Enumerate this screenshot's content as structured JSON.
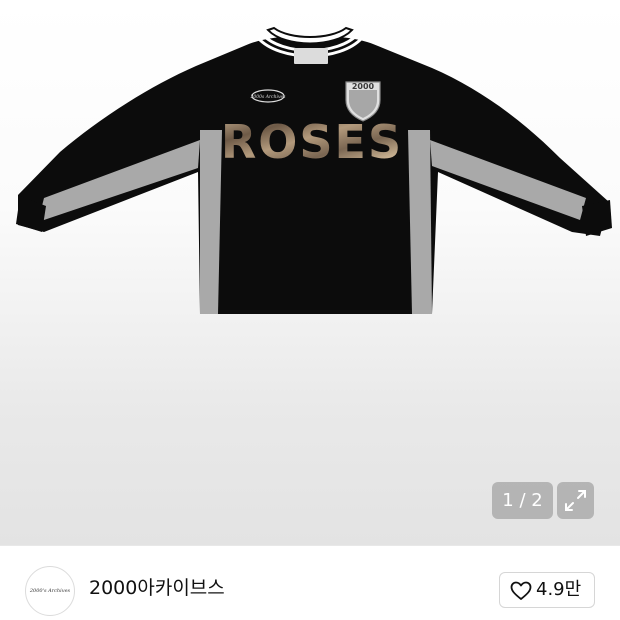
{
  "gallery": {
    "page_indicator": "1 / 2",
    "product_print": "ROSES",
    "badge_number": "2000",
    "chest_patch_text": "2000s Archives"
  },
  "seller": {
    "name": "2000아카이브스",
    "avatar_text": "2000's Archives",
    "likes": "4.9만"
  },
  "colors": {
    "jersey": "#0c0c0c",
    "side_panel": "#a9a9a9",
    "print_tan": "#b39a7c",
    "print_brown": "#6e5a47",
    "overlay": "#8c8c8c"
  }
}
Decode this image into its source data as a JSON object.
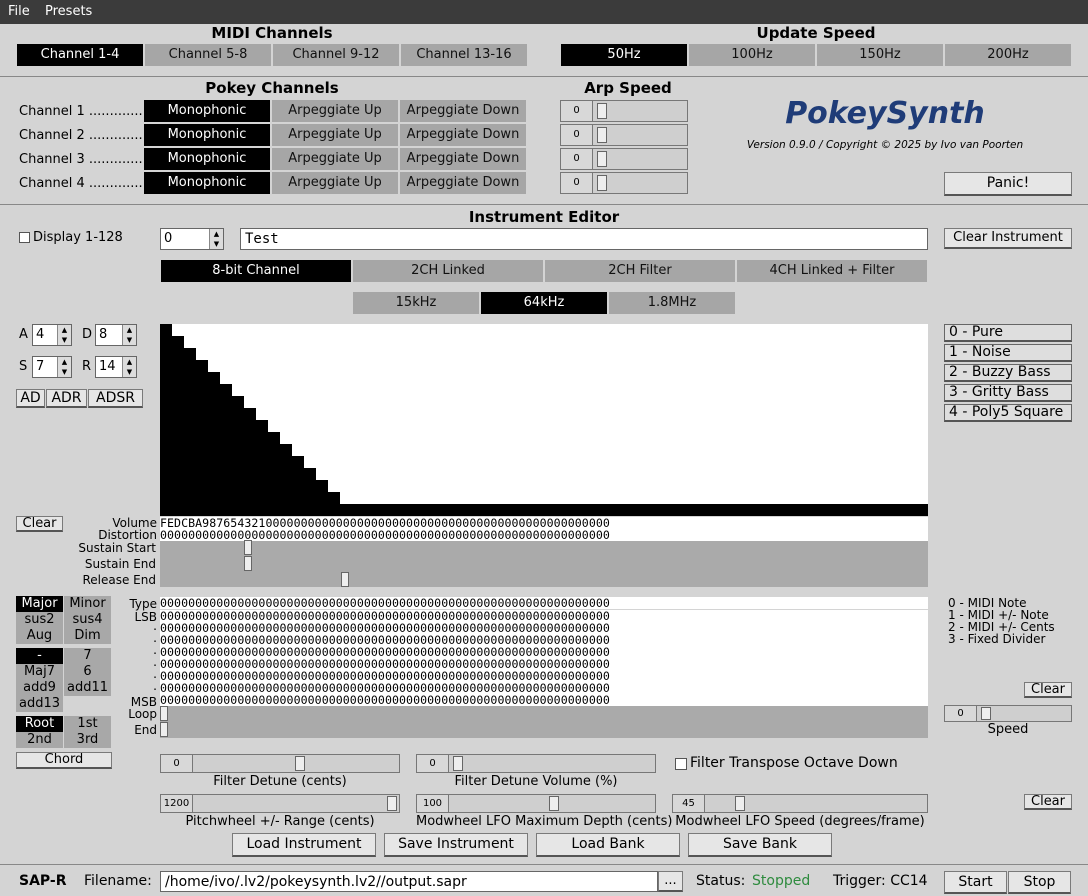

▸ WHAT THIS TASK INVOLVES:
Transcribe the whole listing exactly. Pictures are excluded.

▸ RESPONSE:
Enumerate this screenshot's content as structured JSON.
{
  "gallery": {
    "page_indicator": "1 / 2",
    "product_print": "ROSES",
    "badge_number": "2000",
    "chest_patch_text": "2000s Archives"
  },
  "seller": {
    "name": "2000아카이브스",
    "avatar_text": "2000's Archives",
    "likes": "4.9만"
  },
  "colors": {
    "jersey": "#0c0c0c",
    "side_panel": "#a9a9a9",
    "print_tan": "#b39a7c",
    "print_brown": "#6e5a47",
    "overlay": "#8c8c8c"
  }
}
Decode this image into its source data as a JSON object.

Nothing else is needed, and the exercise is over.